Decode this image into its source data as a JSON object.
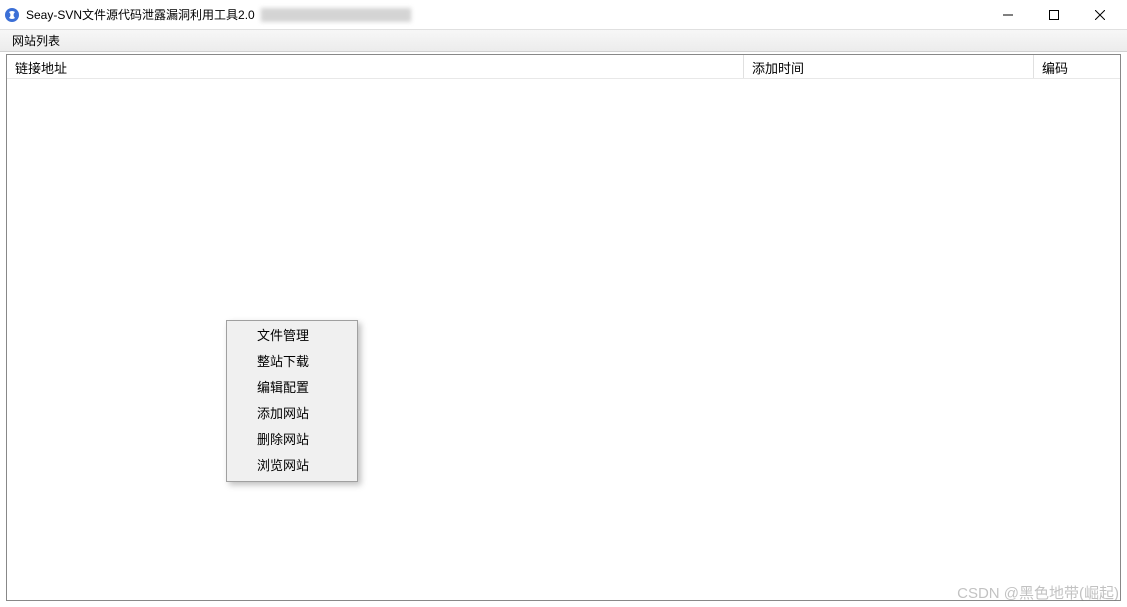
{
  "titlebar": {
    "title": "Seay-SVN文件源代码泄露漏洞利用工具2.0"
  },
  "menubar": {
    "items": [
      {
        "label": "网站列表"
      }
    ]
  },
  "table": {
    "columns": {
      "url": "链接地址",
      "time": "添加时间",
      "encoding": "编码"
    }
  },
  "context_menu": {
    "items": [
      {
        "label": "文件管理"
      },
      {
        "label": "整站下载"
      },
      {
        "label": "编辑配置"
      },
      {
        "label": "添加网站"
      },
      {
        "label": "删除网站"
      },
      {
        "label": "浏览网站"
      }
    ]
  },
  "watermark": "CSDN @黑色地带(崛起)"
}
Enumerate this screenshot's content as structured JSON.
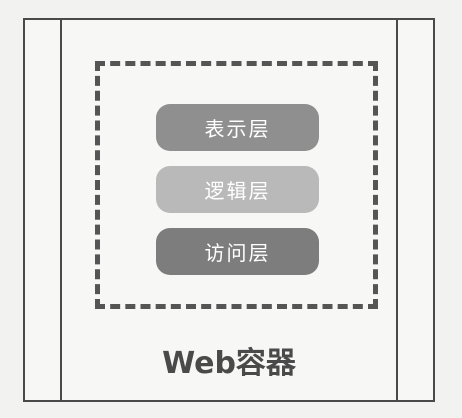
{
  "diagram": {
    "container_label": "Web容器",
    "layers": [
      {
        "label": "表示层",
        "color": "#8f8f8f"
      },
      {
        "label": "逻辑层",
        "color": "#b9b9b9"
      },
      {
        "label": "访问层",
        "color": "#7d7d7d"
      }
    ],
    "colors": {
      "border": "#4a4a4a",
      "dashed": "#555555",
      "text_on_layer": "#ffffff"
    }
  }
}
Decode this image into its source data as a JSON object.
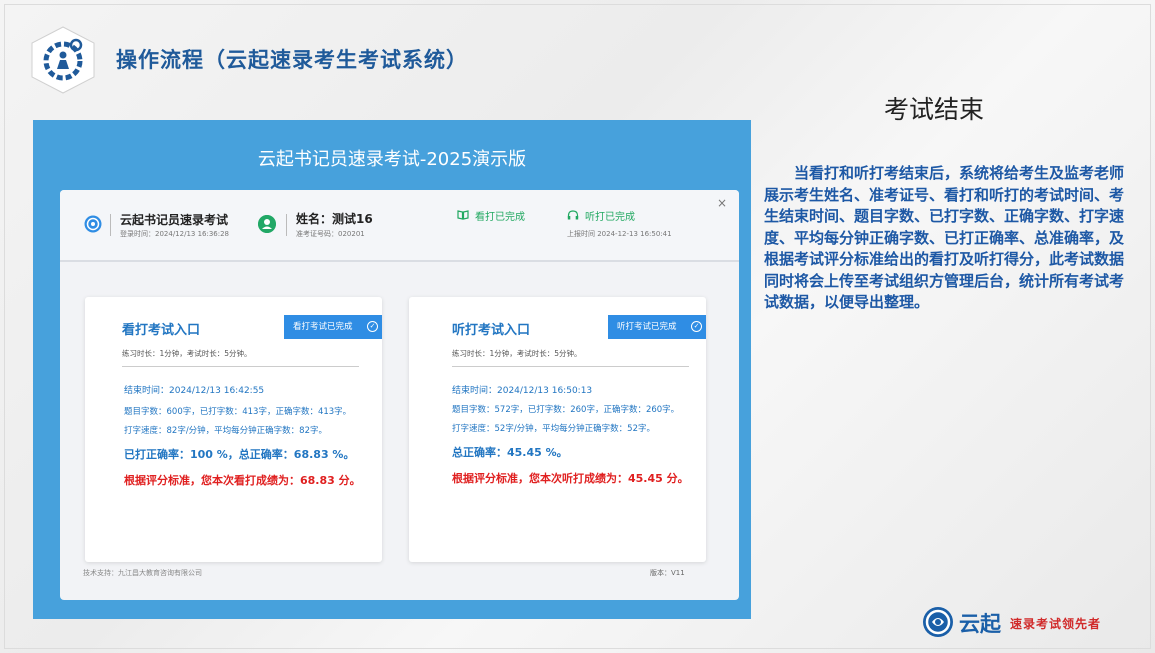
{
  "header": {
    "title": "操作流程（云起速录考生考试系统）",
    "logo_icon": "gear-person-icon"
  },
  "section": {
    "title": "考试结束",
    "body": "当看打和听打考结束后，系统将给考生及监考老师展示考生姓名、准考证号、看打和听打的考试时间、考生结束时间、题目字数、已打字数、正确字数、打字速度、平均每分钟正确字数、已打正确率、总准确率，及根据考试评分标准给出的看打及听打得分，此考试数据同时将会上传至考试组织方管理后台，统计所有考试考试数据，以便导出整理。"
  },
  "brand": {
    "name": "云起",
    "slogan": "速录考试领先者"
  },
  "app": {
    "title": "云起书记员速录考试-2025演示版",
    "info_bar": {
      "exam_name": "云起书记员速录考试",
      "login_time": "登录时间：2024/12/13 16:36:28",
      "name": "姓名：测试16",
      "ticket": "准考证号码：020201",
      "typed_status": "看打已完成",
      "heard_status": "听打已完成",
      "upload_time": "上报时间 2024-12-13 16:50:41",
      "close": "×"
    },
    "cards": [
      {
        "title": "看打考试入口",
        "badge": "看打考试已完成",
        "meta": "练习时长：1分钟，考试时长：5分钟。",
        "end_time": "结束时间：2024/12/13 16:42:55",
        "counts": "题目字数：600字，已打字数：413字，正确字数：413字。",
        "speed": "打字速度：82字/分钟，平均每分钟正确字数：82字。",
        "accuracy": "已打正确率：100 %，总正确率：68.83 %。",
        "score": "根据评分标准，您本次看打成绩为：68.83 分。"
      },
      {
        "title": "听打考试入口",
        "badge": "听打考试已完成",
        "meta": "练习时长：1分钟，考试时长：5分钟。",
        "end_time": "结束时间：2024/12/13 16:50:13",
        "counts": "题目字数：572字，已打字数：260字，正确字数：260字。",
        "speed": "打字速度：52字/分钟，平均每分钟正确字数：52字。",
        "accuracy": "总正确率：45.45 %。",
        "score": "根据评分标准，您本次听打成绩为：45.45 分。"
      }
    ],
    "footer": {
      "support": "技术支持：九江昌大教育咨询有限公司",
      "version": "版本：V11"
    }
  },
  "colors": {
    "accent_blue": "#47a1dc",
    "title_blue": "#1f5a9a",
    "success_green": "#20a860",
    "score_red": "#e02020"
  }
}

◆ GOAL OF THE EXERCISE: Set down every entry word for word, but omit the pictures.

◆ COMPLETE ANSWER:
Decode this image into its source data as a JSON object.
{
  "titlebar": {
    "title": "Seay-SVN文件源代码泄露漏洞利用工具2.0"
  },
  "menubar": {
    "items": [
      {
        "label": "网站列表"
      }
    ]
  },
  "table": {
    "columns": {
      "url": "链接地址",
      "time": "添加时间",
      "encoding": "编码"
    }
  },
  "context_menu": {
    "items": [
      {
        "label": "文件管理"
      },
      {
        "label": "整站下载"
      },
      {
        "label": "编辑配置"
      },
      {
        "label": "添加网站"
      },
      {
        "label": "删除网站"
      },
      {
        "label": "浏览网站"
      }
    ]
  },
  "watermark": "CSDN @黑色地带(崛起)"
}
Enumerate this screenshot's content as structured JSON.
{
  "diagram": {
    "container_label": "Web容器",
    "layers": [
      {
        "label": "表示层",
        "color": "#8f8f8f"
      },
      {
        "label": "逻辑层",
        "color": "#b9b9b9"
      },
      {
        "label": "访问层",
        "color": "#7d7d7d"
      }
    ],
    "colors": {
      "border": "#4a4a4a",
      "dashed": "#555555",
      "text_on_layer": "#ffffff"
    }
  }
}
Decode this image into its source data as a JSON object.
{
  "header": {
    "title": "操作流程（云起速录考生考试系统）",
    "logo_icon": "gear-person-icon"
  },
  "section": {
    "title": "考试结束",
    "body": "当看打和听打考结束后，系统将给考生及监考老师展示考生姓名、准考证号、看打和听打的考试时间、考生结束时间、题目字数、已打字数、正确字数、打字速度、平均每分钟正确字数、已打正确率、总准确率，及根据考试评分标准给出的看打及听打得分，此考试数据同时将会上传至考试组织方管理后台，统计所有考试考试数据，以便导出整理。"
  },
  "brand": {
    "name": "云起",
    "slogan": "速录考试领先者"
  },
  "app": {
    "title": "云起书记员速录考试-2025演示版",
    "info_bar": {
      "exam_name": "云起书记员速录考试",
      "login_time": "登录时间：2024/12/13 16:36:28",
      "name": "姓名：测试16",
      "ticket": "准考证号码：020201",
      "typed_status": "看打已完成",
      "heard_status": "听打已完成",
      "upload_time": "上报时间 2024-12-13 16:50:41",
      "close": "×"
    },
    "cards": [
      {
        "title": "看打考试入口",
        "badge": "看打考试已完成",
        "meta": "练习时长：1分钟，考试时长：5分钟。",
        "end_time": "结束时间：2024/12/13 16:42:55",
        "counts": "题目字数：600字，已打字数：413字，正确字数：413字。",
        "speed": "打字速度：82字/分钟，平均每分钟正确字数：82字。",
        "accuracy": "已打正确率：100 %，总正确率：68.83 %。",
        "score": "根据评分标准，您本次看打成绩为：68.83 分。"
      },
      {
        "title": "听打考试入口",
        "badge": "听打考试已完成",
        "meta": "练习时长：1分钟，考试时长：5分钟。",
        "end_time": "结束时间：2024/12/13 16:50:13",
        "counts": "题目字数：572字，已打字数：260字，正确字数：260字。",
        "speed": "打字速度：52字/分钟，平均每分钟正确字数：52字。",
        "accuracy": "总正确率：45.45 %。",
        "score": "根据评分标准，您本次听打成绩为：45.45 分。"
      }
    ],
    "footer": {
      "support": "技术支持：九江昌大教育咨询有限公司",
      "version": "版本：V11"
    }
  },
  "colors": {
    "accent_blue": "#47a1dc",
    "title_blue": "#1f5a9a",
    "success_green": "#20a860",
    "score_red": "#e02020"
  }
}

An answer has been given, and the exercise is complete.